▶ [THE REQUEST] Copy the entries word for word, starting from the first line and ending with the line that contains "tab-shapes[interactable]: Shapes bbox=[207, 42, 277, 71]", both included.

** start of ENTRIES SHOWN **

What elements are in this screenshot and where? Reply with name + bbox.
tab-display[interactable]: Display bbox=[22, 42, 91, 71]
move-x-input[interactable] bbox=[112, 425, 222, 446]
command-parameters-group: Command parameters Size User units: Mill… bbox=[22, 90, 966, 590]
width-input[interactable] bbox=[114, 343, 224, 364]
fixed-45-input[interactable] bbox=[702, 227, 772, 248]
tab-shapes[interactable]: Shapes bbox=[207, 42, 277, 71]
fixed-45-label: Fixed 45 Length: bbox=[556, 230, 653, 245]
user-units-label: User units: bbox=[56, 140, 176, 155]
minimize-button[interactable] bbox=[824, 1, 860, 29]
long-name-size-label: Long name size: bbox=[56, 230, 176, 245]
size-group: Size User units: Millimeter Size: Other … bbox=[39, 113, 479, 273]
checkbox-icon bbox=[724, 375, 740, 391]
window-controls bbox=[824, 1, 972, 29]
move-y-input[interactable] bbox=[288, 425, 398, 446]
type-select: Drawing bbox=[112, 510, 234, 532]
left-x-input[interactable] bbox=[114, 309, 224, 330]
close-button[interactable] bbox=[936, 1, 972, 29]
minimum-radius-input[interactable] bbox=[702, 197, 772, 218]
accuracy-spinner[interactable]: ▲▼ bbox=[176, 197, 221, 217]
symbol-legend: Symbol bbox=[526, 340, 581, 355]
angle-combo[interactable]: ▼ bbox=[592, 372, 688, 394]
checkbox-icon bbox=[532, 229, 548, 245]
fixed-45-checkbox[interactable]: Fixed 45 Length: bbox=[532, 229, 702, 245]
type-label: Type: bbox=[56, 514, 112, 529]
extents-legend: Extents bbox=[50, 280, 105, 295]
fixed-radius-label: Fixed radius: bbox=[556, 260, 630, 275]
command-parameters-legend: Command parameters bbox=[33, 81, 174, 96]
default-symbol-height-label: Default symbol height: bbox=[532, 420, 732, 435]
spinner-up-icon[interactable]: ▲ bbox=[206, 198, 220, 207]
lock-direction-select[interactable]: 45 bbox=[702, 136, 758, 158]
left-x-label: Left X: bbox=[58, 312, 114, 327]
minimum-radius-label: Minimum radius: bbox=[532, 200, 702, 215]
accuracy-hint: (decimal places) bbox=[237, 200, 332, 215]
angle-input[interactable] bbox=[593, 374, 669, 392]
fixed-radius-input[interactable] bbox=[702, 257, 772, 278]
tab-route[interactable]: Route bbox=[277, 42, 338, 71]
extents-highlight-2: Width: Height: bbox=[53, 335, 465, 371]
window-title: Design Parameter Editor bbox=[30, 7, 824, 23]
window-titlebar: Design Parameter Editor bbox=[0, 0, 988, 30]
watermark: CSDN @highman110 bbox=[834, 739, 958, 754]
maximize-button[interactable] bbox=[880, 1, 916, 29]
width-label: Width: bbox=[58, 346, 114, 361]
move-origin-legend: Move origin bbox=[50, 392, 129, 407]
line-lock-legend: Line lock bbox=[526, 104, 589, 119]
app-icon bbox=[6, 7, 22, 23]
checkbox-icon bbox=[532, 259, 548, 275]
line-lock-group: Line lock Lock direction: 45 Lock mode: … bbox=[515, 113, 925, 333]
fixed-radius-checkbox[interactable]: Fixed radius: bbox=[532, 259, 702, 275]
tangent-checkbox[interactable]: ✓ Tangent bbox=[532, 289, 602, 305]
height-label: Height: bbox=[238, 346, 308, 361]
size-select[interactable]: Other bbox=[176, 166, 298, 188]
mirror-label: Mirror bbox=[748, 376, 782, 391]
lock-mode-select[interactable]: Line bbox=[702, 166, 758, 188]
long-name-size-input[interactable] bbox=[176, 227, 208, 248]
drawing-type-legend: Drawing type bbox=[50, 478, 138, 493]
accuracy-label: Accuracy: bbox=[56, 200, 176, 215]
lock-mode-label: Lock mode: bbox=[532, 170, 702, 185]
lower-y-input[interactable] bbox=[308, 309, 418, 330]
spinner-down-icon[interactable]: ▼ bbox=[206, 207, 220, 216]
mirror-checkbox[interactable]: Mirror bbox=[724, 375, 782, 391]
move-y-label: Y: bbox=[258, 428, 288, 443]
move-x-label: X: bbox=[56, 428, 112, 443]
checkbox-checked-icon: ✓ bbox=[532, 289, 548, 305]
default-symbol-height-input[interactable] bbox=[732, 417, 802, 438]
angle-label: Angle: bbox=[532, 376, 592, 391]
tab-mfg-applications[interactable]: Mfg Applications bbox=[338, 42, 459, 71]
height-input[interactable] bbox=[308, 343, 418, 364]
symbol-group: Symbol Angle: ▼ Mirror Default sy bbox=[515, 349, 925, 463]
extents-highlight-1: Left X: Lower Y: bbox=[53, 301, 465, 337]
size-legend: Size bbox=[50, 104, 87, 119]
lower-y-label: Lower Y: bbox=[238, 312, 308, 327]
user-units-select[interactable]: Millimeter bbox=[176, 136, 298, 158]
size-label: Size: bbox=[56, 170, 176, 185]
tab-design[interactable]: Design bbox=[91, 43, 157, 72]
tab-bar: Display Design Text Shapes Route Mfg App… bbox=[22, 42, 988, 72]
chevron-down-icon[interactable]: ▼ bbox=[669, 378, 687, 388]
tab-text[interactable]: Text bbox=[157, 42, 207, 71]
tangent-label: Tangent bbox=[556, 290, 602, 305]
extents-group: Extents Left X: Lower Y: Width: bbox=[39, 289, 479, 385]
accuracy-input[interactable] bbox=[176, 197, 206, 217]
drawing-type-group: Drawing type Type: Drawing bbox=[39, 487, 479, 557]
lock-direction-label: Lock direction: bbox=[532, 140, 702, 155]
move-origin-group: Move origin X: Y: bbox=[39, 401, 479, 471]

** end of ENTRIES SHOWN **

▶ [COMPLETE ANSWER]
What elements are in this screenshot and where? Reply with name + bbox.
tab-display[interactable]: Display bbox=[22, 42, 91, 71]
move-x-input[interactable] bbox=[112, 425, 222, 446]
command-parameters-group: Command parameters Size User units: Mill… bbox=[22, 90, 966, 590]
width-input[interactable] bbox=[114, 343, 224, 364]
fixed-45-input[interactable] bbox=[702, 227, 772, 248]
tab-shapes[interactable]: Shapes bbox=[207, 42, 277, 71]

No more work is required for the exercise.